Your task is to repeat the listing exactly.
>> begin The data
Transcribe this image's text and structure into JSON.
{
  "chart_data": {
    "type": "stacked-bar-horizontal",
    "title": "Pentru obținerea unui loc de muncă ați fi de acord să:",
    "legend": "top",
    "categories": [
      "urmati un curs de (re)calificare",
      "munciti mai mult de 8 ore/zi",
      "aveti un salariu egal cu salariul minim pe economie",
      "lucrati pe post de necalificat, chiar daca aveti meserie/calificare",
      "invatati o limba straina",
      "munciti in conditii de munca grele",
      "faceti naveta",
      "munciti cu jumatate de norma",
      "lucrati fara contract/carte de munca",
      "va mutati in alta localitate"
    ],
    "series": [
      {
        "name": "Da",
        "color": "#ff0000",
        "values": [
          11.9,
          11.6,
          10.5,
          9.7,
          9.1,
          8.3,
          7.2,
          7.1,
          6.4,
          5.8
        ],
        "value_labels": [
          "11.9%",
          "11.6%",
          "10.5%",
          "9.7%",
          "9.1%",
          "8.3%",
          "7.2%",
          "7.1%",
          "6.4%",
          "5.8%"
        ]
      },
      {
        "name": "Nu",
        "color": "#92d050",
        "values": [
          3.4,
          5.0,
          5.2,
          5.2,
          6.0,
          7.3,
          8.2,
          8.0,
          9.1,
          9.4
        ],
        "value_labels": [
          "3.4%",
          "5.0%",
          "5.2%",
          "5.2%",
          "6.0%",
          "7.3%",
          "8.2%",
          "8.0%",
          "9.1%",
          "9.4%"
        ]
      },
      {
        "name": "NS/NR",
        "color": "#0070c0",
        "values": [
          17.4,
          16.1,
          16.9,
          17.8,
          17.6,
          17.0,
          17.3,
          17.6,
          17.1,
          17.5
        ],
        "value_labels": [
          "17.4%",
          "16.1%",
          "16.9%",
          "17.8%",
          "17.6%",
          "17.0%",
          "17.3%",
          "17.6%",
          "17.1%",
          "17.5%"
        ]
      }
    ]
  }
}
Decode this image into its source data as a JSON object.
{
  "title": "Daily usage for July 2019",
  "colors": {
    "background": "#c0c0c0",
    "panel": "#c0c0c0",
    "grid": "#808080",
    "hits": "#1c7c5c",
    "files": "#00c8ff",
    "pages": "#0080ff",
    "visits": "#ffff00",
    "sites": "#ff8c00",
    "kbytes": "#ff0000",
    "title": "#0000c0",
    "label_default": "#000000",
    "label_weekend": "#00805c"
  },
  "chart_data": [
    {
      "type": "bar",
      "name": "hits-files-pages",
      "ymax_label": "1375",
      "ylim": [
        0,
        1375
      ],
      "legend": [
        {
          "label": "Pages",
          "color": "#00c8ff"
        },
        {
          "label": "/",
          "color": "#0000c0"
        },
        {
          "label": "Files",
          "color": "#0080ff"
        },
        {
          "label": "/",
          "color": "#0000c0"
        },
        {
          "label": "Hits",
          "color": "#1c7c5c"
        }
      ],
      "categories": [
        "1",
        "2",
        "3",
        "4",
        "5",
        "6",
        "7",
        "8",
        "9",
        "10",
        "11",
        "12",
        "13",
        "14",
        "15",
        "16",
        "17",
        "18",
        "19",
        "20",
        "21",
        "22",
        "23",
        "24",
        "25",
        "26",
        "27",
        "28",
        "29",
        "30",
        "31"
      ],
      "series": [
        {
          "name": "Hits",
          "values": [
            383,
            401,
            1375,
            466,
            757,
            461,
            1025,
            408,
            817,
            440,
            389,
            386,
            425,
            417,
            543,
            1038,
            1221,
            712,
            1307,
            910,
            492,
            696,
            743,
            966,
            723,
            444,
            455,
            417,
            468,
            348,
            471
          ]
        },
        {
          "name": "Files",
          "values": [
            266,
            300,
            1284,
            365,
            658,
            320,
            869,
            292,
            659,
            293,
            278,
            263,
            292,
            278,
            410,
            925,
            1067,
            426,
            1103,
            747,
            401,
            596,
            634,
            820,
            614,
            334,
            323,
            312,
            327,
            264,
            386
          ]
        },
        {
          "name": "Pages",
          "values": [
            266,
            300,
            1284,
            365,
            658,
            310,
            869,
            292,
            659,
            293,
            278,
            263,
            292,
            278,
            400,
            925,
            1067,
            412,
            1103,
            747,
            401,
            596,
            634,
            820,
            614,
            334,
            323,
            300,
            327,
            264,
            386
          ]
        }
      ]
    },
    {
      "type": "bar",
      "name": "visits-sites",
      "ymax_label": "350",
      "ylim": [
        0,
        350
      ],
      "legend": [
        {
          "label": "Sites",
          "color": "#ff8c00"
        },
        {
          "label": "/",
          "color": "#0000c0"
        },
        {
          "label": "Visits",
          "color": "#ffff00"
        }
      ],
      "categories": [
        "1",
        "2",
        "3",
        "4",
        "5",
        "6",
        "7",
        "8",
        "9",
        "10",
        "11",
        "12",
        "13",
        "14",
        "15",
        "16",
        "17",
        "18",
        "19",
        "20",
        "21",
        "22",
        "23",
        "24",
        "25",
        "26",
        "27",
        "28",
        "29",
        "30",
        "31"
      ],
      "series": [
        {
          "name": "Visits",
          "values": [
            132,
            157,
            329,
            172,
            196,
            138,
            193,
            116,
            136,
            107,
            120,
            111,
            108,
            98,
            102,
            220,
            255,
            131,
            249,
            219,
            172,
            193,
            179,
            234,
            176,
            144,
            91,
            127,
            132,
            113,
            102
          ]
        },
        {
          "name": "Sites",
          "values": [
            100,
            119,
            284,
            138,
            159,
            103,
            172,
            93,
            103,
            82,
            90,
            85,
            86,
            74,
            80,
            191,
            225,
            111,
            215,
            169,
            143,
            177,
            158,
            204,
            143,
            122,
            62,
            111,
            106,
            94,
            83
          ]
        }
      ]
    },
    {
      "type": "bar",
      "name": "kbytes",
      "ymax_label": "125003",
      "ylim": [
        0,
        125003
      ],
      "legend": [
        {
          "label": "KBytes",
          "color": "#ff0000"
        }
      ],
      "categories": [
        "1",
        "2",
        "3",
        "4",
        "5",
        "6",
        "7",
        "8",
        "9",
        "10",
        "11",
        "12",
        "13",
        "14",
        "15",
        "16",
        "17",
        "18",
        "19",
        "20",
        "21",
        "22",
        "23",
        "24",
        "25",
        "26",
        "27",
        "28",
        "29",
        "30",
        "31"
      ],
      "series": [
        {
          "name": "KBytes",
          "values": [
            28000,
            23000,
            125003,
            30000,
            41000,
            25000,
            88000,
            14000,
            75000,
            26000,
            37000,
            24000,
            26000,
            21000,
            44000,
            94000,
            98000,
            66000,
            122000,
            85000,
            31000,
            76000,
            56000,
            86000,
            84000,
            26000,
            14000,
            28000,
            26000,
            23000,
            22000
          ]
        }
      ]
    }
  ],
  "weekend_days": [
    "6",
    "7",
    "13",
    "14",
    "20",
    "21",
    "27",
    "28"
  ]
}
>> end The data
Exercise output:
Transcribe this image's text and structure into JSON.
{
  "chart_data": {
    "type": "stacked-bar-horizontal",
    "title": "Pentru obținerea unui loc de muncă ați fi de acord să:",
    "legend": "top",
    "categories": [
      "urmati un curs de (re)calificare",
      "munciti mai mult de 8 ore/zi",
      "aveti un salariu egal cu salariul minim pe economie",
      "lucrati pe post de necalificat, chiar daca aveti meserie/calificare",
      "invatati o limba straina",
      "munciti in conditii de munca grele",
      "faceti naveta",
      "munciti cu jumatate de norma",
      "lucrati fara contract/carte de munca",
      "va mutati in alta localitate"
    ],
    "series": [
      {
        "name": "Da",
        "color": "#ff0000",
        "values": [
          11.9,
          11.6,
          10.5,
          9.7,
          9.1,
          8.3,
          7.2,
          7.1,
          6.4,
          5.8
        ],
        "value_labels": [
          "11.9%",
          "11.6%",
          "10.5%",
          "9.7%",
          "9.1%",
          "8.3%",
          "7.2%",
          "7.1%",
          "6.4%",
          "5.8%"
        ]
      },
      {
        "name": "Nu",
        "color": "#92d050",
        "values": [
          3.4,
          5.0,
          5.2,
          5.2,
          6.0,
          7.3,
          8.2,
          8.0,
          9.1,
          9.4
        ],
        "value_labels": [
          "3.4%",
          "5.0%",
          "5.2%",
          "5.2%",
          "6.0%",
          "7.3%",
          "8.2%",
          "8.0%",
          "9.1%",
          "9.4%"
        ]
      },
      {
        "name": "NS/NR",
        "color": "#0070c0",
        "values": [
          17.4,
          16.1,
          16.9,
          17.8,
          17.6,
          17.0,
          17.3,
          17.6,
          17.1,
          17.5
        ],
        "value_labels": [
          "17.4%",
          "16.1%",
          "16.9%",
          "17.8%",
          "17.6%",
          "17.0%",
          "17.3%",
          "17.6%",
          "17.1%",
          "17.5%"
        ]
      }
    ]
  }
}
Decode this image into its source data as a JSON object.
{
  "title": "Daily usage for July 2019",
  "colors": {
    "background": "#c0c0c0",
    "panel": "#c0c0c0",
    "grid": "#808080",
    "hits": "#1c7c5c",
    "files": "#00c8ff",
    "pages": "#0080ff",
    "visits": "#ffff00",
    "sites": "#ff8c00",
    "kbytes": "#ff0000",
    "title": "#0000c0",
    "label_default": "#000000",
    "label_weekend": "#00805c"
  },
  "chart_data": [
    {
      "type": "bar",
      "name": "hits-files-pages",
      "ymax_label": "1375",
      "ylim": [
        0,
        1375
      ],
      "legend": [
        {
          "label": "Pages",
          "color": "#00c8ff"
        },
        {
          "label": "/",
          "color": "#0000c0"
        },
        {
          "label": "Files",
          "color": "#0080ff"
        },
        {
          "label": "/",
          "color": "#0000c0"
        },
        {
          "label": "Hits",
          "color": "#1c7c5c"
        }
      ],
      "categories": [
        "1",
        "2",
        "3",
        "4",
        "5",
        "6",
        "7",
        "8",
        "9",
        "10",
        "11",
        "12",
        "13",
        "14",
        "15",
        "16",
        "17",
        "18",
        "19",
        "20",
        "21",
        "22",
        "23",
        "24",
        "25",
        "26",
        "27",
        "28",
        "29",
        "30",
        "31"
      ],
      "series": [
        {
          "name": "Hits",
          "values": [
            383,
            401,
            1375,
            466,
            757,
            461,
            1025,
            408,
            817,
            440,
            389,
            386,
            425,
            417,
            543,
            1038,
            1221,
            712,
            1307,
            910,
            492,
            696,
            743,
            966,
            723,
            444,
            455,
            417,
            468,
            348,
            471
          ]
        },
        {
          "name": "Files",
          "values": [
            266,
            300,
            1284,
            365,
            658,
            320,
            869,
            292,
            659,
            293,
            278,
            263,
            292,
            278,
            410,
            925,
            1067,
            426,
            1103,
            747,
            401,
            596,
            634,
            820,
            614,
            334,
            323,
            312,
            327,
            264,
            386
          ]
        },
        {
          "name": "Pages",
          "values": [
            266,
            300,
            1284,
            365,
            658,
            310,
            869,
            292,
            659,
            293,
            278,
            263,
            292,
            278,
            400,
            925,
            1067,
            412,
            1103,
            747,
            401,
            596,
            634,
            820,
            614,
            334,
            323,
            300,
            327,
            264,
            386
          ]
        }
      ]
    },
    {
      "type": "bar",
      "name": "visits-sites",
      "ymax_label": "350",
      "ylim": [
        0,
        350
      ],
      "legend": [
        {
          "label": "Sites",
          "color": "#ff8c00"
        },
        {
          "label": "/",
          "color": "#0000c0"
        },
        {
          "label": "Visits",
          "color": "#ffff00"
        }
      ],
      "categories": [
        "1",
        "2",
        "3",
        "4",
        "5",
        "6",
        "7",
        "8",
        "9",
        "10",
        "11",
        "12",
        "13",
        "14",
        "15",
        "16",
        "17",
        "18",
        "19",
        "20",
        "21",
        "22",
        "23",
        "24",
        "25",
        "26",
        "27",
        "28",
        "29",
        "30",
        "31"
      ],
      "series": [
        {
          "name": "Visits",
          "values": [
            132,
            157,
            329,
            172,
            196,
            138,
            193,
            116,
            136,
            107,
            120,
            111,
            108,
            98,
            102,
            220,
            255,
            131,
            249,
            219,
            172,
            193,
            179,
            234,
            176,
            144,
            91,
            127,
            132,
            113,
            102
          ]
        },
        {
          "name": "Sites",
          "values": [
            100,
            119,
            284,
            138,
            159,
            103,
            172,
            93,
            103,
            82,
            90,
            85,
            86,
            74,
            80,
            191,
            225,
            111,
            215,
            169,
            143,
            177,
            158,
            204,
            143,
            122,
            62,
            111,
            106,
            94,
            83
          ]
        }
      ]
    },
    {
      "type": "bar",
      "name": "kbytes",
      "ymax_label": "125003",
      "ylim": [
        0,
        125003
      ],
      "legend": [
        {
          "label": "KBytes",
          "color": "#ff0000"
        }
      ],
      "categories": [
        "1",
        "2",
        "3",
        "4",
        "5",
        "6",
        "7",
        "8",
        "9",
        "10",
        "11",
        "12",
        "13",
        "14",
        "15",
        "16",
        "17",
        "18",
        "19",
        "20",
        "21",
        "22",
        "23",
        "24",
        "25",
        "26",
        "27",
        "28",
        "29",
        "30",
        "31"
      ],
      "series": [
        {
          "name": "KBytes",
          "values": [
            28000,
            23000,
            125003,
            30000,
            41000,
            25000,
            88000,
            14000,
            75000,
            26000,
            37000,
            24000,
            26000,
            21000,
            44000,
            94000,
            98000,
            66000,
            122000,
            85000,
            31000,
            76000,
            56000,
            86000,
            84000,
            26000,
            14000,
            28000,
            26000,
            23000,
            22000
          ]
        }
      ]
    }
  ],
  "weekend_days": [
    "6",
    "7",
    "13",
    "14",
    "20",
    "21",
    "27",
    "28"
  ]
}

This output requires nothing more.